"""
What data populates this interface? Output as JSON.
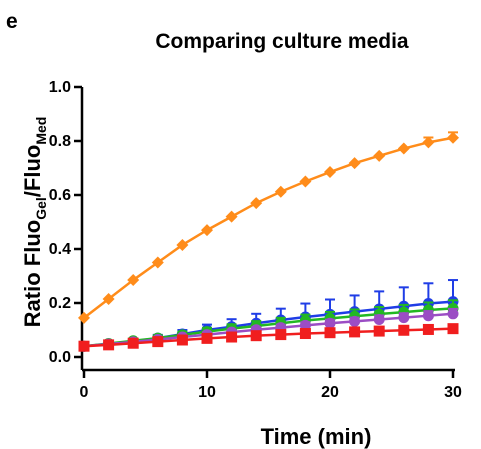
{
  "chart_data": {
    "panel_label": "e",
    "type": "line",
    "title": "Comparing culture media",
    "ylabel": "Ratio Fluo",
    "ylabel_sub1": "Gel",
    "ylabel_mid": "/Fluo",
    "ylabel_sub2": "Med",
    "xlabel": "Time (min)",
    "xlim": [
      0,
      30
    ],
    "ylim": [
      0,
      1.0
    ],
    "x_ticks": [
      "0",
      "10",
      "20",
      "30"
    ],
    "y_ticks": [
      "0.0",
      "0.2",
      "0.4",
      "0.6",
      "0.8",
      "1.0"
    ],
    "grid": false,
    "legend": "none",
    "x": [
      0,
      2,
      4,
      6,
      8,
      10,
      12,
      14,
      16,
      18,
      20,
      22,
      24,
      26,
      28,
      30
    ],
    "series": [
      {
        "color": "#FF8C1A",
        "marker": "diamond",
        "values": [
          0.145,
          0.215,
          0.285,
          0.35,
          0.415,
          0.47,
          0.52,
          0.57,
          0.612,
          0.65,
          0.685,
          0.718,
          0.745,
          0.772,
          0.795,
          0.812
        ],
        "errors": [
          0,
          0,
          0,
          0,
          0,
          0,
          0,
          0,
          0,
          0,
          0,
          0,
          0,
          0,
          0.018,
          0.02
        ]
      },
      {
        "color": "#1F3DE6",
        "marker": "circle",
        "values": [
          0.04,
          0.048,
          0.058,
          0.07,
          0.085,
          0.1,
          0.112,
          0.125,
          0.137,
          0.148,
          0.158,
          0.168,
          0.178,
          0.188,
          0.198,
          0.205
        ],
        "errors": [
          0.005,
          0.008,
          0.01,
          0.012,
          0.015,
          0.02,
          0.028,
          0.035,
          0.042,
          0.05,
          0.055,
          0.06,
          0.065,
          0.07,
          0.075,
          0.08
        ]
      },
      {
        "color": "#22B822",
        "marker": "circle",
        "values": [
          0.04,
          0.05,
          0.06,
          0.07,
          0.082,
          0.094,
          0.105,
          0.115,
          0.125,
          0.135,
          0.143,
          0.151,
          0.159,
          0.166,
          0.174,
          0.18
        ],
        "errors": [
          0.004,
          0.006,
          0.008,
          0.01,
          0.012,
          0.014,
          0.016,
          0.018,
          0.02,
          0.022,
          0.024,
          0.025,
          0.026,
          0.027,
          0.028,
          0.03
        ]
      },
      {
        "color": "#9B4DC4",
        "marker": "circle",
        "values": [
          0.04,
          0.048,
          0.056,
          0.065,
          0.074,
          0.083,
          0.092,
          0.101,
          0.109,
          0.117,
          0.125,
          0.132,
          0.139,
          0.146,
          0.153,
          0.16
        ],
        "errors": [
          0.003,
          0.004,
          0.005,
          0.006,
          0.007,
          0.008,
          0.009,
          0.01,
          0.011,
          0.012,
          0.013,
          0.014,
          0.015,
          0.016,
          0.017,
          0.018
        ]
      },
      {
        "color": "#F01E1E",
        "marker": "square",
        "values": [
          0.04,
          0.045,
          0.051,
          0.057,
          0.063,
          0.069,
          0.074,
          0.079,
          0.083,
          0.087,
          0.09,
          0.093,
          0.096,
          0.099,
          0.102,
          0.105
        ],
        "errors": [
          0.003,
          0.003,
          0.004,
          0.004,
          0.005,
          0.005,
          0.006,
          0.006,
          0.007,
          0.007,
          0.008,
          0.008,
          0.009,
          0.009,
          0.01,
          0.01
        ]
      }
    ]
  }
}
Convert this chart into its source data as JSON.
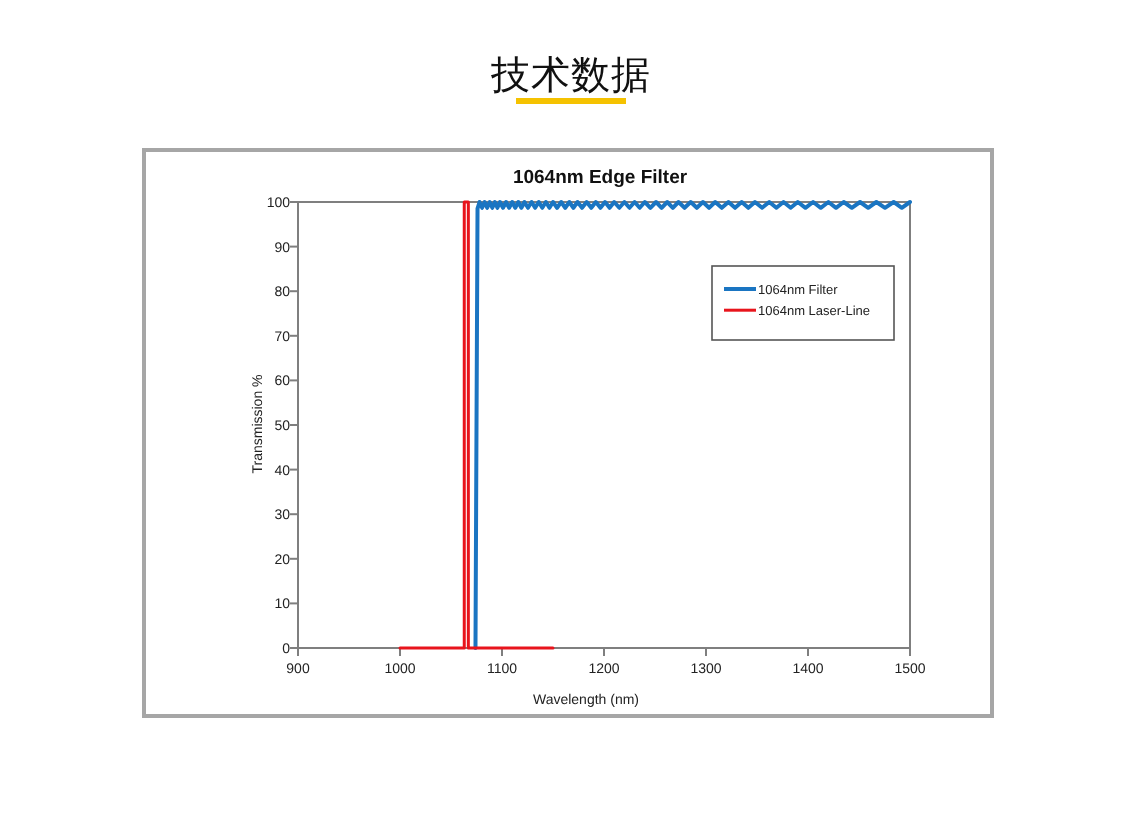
{
  "chart_data": {
    "type": "line",
    "title": "技术数据",
    "subtitle": "1064nm Edge Filter",
    "xlabel": "Wavelength (nm)",
    "ylabel": "Transmission %",
    "xlim": [
      900,
      1500
    ],
    "xticks": [
      900,
      1000,
      1100,
      1200,
      1300,
      1400,
      1500
    ],
    "ylim": [
      0,
      100
    ],
    "yticks": [
      0,
      10,
      20,
      30,
      40,
      50,
      60,
      70,
      80,
      90,
      100
    ],
    "legend": "top right",
    "series": [
      {
        "name": "1064nm Filter",
        "color": "#1a75c2",
        "x": [
          1074,
          1076,
          1078,
          1080.5,
          1083,
          1085.5,
          1088,
          1090.5,
          1093,
          1095.5,
          1098,
          1101,
          1104,
          1107,
          1110,
          1113,
          1116,
          1119,
          1122,
          1125.5,
          1129,
          1132.5,
          1136,
          1139.5,
          1143,
          1146.5,
          1150,
          1154,
          1158,
          1162,
          1166,
          1170,
          1174,
          1178.5,
          1183,
          1187.5,
          1192,
          1196.5,
          1201,
          1205.5,
          1210,
          1215,
          1220,
          1225,
          1230,
          1235,
          1240,
          1245.5,
          1251,
          1256.5,
          1262,
          1267.5,
          1273,
          1279,
          1285,
          1291,
          1297,
          1303,
          1309,
          1315.5,
          1322,
          1328.5,
          1335,
          1341.5,
          1348,
          1355,
          1362,
          1369,
          1376,
          1383,
          1390,
          1397.5,
          1405,
          1412.5,
          1420,
          1427.5,
          1435,
          1443,
          1451,
          1459,
          1467,
          1475.5,
          1484,
          1492,
          1500
        ],
        "values": [
          0,
          98.5,
          100,
          98.7,
          100,
          98.7,
          100,
          98.7,
          100,
          98.7,
          100,
          98.7,
          100,
          98.7,
          100,
          98.7,
          100,
          98.7,
          100,
          98.7,
          100,
          98.7,
          100,
          98.7,
          100,
          98.7,
          100,
          98.7,
          100,
          98.7,
          100,
          98.7,
          100,
          98.7,
          100,
          98.7,
          100,
          98.7,
          100,
          98.7,
          100,
          98.7,
          100,
          98.7,
          100,
          98.7,
          100,
          98.7,
          100,
          98.7,
          100,
          98.7,
          100,
          98.7,
          100,
          98.7,
          100,
          98.7,
          100,
          98.7,
          100,
          98.7,
          100,
          98.7,
          100,
          98.7,
          100,
          98.7,
          100,
          98.7,
          100,
          98.7,
          100,
          98.7,
          100,
          98.7,
          100,
          98.7,
          100,
          98.7,
          100,
          98.7,
          100,
          98.7,
          100
        ]
      },
      {
        "name": "1064nm Laser-Line",
        "color": "#e8141c",
        "x": [
          1000,
          1063,
          1063,
          1067,
          1067,
          1150
        ],
        "values": [
          0,
          0,
          100,
          100,
          0,
          0
        ]
      }
    ]
  }
}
"""
[Task brief]
Pictures in the records above are left out; print everything else exactly as written.

[Problem solution]
What data populates this interface? Output as JSON.
{
  "chart_data": {
    "panel_label": "e",
    "type": "line",
    "title": "Comparing culture media",
    "ylabel": "Ratio Fluo",
    "ylabel_sub1": "Gel",
    "ylabel_mid": "/Fluo",
    "ylabel_sub2": "Med",
    "xlabel": "Time (min)",
    "xlim": [
      0,
      30
    ],
    "ylim": [
      0,
      1.0
    ],
    "x_ticks": [
      "0",
      "10",
      "20",
      "30"
    ],
    "y_ticks": [
      "0.0",
      "0.2",
      "0.4",
      "0.6",
      "0.8",
      "1.0"
    ],
    "grid": false,
    "legend": "none",
    "x": [
      0,
      2,
      4,
      6,
      8,
      10,
      12,
      14,
      16,
      18,
      20,
      22,
      24,
      26,
      28,
      30
    ],
    "series": [
      {
        "color": "#FF8C1A",
        "marker": "diamond",
        "values": [
          0.145,
          0.215,
          0.285,
          0.35,
          0.415,
          0.47,
          0.52,
          0.57,
          0.612,
          0.65,
          0.685,
          0.718,
          0.745,
          0.772,
          0.795,
          0.812
        ],
        "errors": [
          0,
          0,
          0,
          0,
          0,
          0,
          0,
          0,
          0,
          0,
          0,
          0,
          0,
          0,
          0.018,
          0.02
        ]
      },
      {
        "color": "#1F3DE6",
        "marker": "circle",
        "values": [
          0.04,
          0.048,
          0.058,
          0.07,
          0.085,
          0.1,
          0.112,
          0.125,
          0.137,
          0.148,
          0.158,
          0.168,
          0.178,
          0.188,
          0.198,
          0.205
        ],
        "errors": [
          0.005,
          0.008,
          0.01,
          0.012,
          0.015,
          0.02,
          0.028,
          0.035,
          0.042,
          0.05,
          0.055,
          0.06,
          0.065,
          0.07,
          0.075,
          0.08
        ]
      },
      {
        "color": "#22B822",
        "marker": "circle",
        "values": [
          0.04,
          0.05,
          0.06,
          0.07,
          0.082,
          0.094,
          0.105,
          0.115,
          0.125,
          0.135,
          0.143,
          0.151,
          0.159,
          0.166,
          0.174,
          0.18
        ],
        "errors": [
          0.004,
          0.006,
          0.008,
          0.01,
          0.012,
          0.014,
          0.016,
          0.018,
          0.02,
          0.022,
          0.024,
          0.025,
          0.026,
          0.027,
          0.028,
          0.03
        ]
      },
      {
        "color": "#9B4DC4",
        "marker": "circle",
        "values": [
          0.04,
          0.048,
          0.056,
          0.065,
          0.074,
          0.083,
          0.092,
          0.101,
          0.109,
          0.117,
          0.125,
          0.132,
          0.139,
          0.146,
          0.153,
          0.16
        ],
        "errors": [
          0.003,
          0.004,
          0.005,
          0.006,
          0.007,
          0.008,
          0.009,
          0.01,
          0.011,
          0.012,
          0.013,
          0.014,
          0.015,
          0.016,
          0.017,
          0.018
        ]
      },
      {
        "color": "#F01E1E",
        "marker": "square",
        "values": [
          0.04,
          0.045,
          0.051,
          0.057,
          0.063,
          0.069,
          0.074,
          0.079,
          0.083,
          0.087,
          0.09,
          0.093,
          0.096,
          0.099,
          0.102,
          0.105
        ],
        "errors": [
          0.003,
          0.003,
          0.004,
          0.004,
          0.005,
          0.005,
          0.006,
          0.006,
          0.007,
          0.007,
          0.008,
          0.008,
          0.009,
          0.009,
          0.01,
          0.01
        ]
      }
    ]
  }
}
Convert this chart into its source data as JSON.
{
  "chart_data": {
    "type": "line",
    "title": "技术数据",
    "subtitle": "1064nm Edge Filter",
    "xlabel": "Wavelength (nm)",
    "ylabel": "Transmission %",
    "xlim": [
      900,
      1500
    ],
    "xticks": [
      900,
      1000,
      1100,
      1200,
      1300,
      1400,
      1500
    ],
    "ylim": [
      0,
      100
    ],
    "yticks": [
      0,
      10,
      20,
      30,
      40,
      50,
      60,
      70,
      80,
      90,
      100
    ],
    "legend": "top right",
    "series": [
      {
        "name": "1064nm Filter",
        "color": "#1a75c2",
        "x": [
          1074,
          1076,
          1078,
          1080.5,
          1083,
          1085.5,
          1088,
          1090.5,
          1093,
          1095.5,
          1098,
          1101,
          1104,
          1107,
          1110,
          1113,
          1116,
          1119,
          1122,
          1125.5,
          1129,
          1132.5,
          1136,
          1139.5,
          1143,
          1146.5,
          1150,
          1154,
          1158,
          1162,
          1166,
          1170,
          1174,
          1178.5,
          1183,
          1187.5,
          1192,
          1196.5,
          1201,
          1205.5,
          1210,
          1215,
          1220,
          1225,
          1230,
          1235,
          1240,
          1245.5,
          1251,
          1256.5,
          1262,
          1267.5,
          1273,
          1279,
          1285,
          1291,
          1297,
          1303,
          1309,
          1315.5,
          1322,
          1328.5,
          1335,
          1341.5,
          1348,
          1355,
          1362,
          1369,
          1376,
          1383,
          1390,
          1397.5,
          1405,
          1412.5,
          1420,
          1427.5,
          1435,
          1443,
          1451,
          1459,
          1467,
          1475.5,
          1484,
          1492,
          1500
        ],
        "values": [
          0,
          98.5,
          100,
          98.7,
          100,
          98.7,
          100,
          98.7,
          100,
          98.7,
          100,
          98.7,
          100,
          98.7,
          100,
          98.7,
          100,
          98.7,
          100,
          98.7,
          100,
          98.7,
          100,
          98.7,
          100,
          98.7,
          100,
          98.7,
          100,
          98.7,
          100,
          98.7,
          100,
          98.7,
          100,
          98.7,
          100,
          98.7,
          100,
          98.7,
          100,
          98.7,
          100,
          98.7,
          100,
          98.7,
          100,
          98.7,
          100,
          98.7,
          100,
          98.7,
          100,
          98.7,
          100,
          98.7,
          100,
          98.7,
          100,
          98.7,
          100,
          98.7,
          100,
          98.7,
          100,
          98.7,
          100,
          98.7,
          100,
          98.7,
          100,
          98.7,
          100,
          98.7,
          100,
          98.7,
          100,
          98.7,
          100,
          98.7,
          100,
          98.7,
          100,
          98.7,
          100
        ]
      },
      {
        "name": "1064nm Laser-Line",
        "color": "#e8141c",
        "x": [
          1000,
          1063,
          1063,
          1067,
          1067,
          1150
        ],
        "values": [
          0,
          0,
          100,
          100,
          0,
          0
        ]
      }
    ]
  }
}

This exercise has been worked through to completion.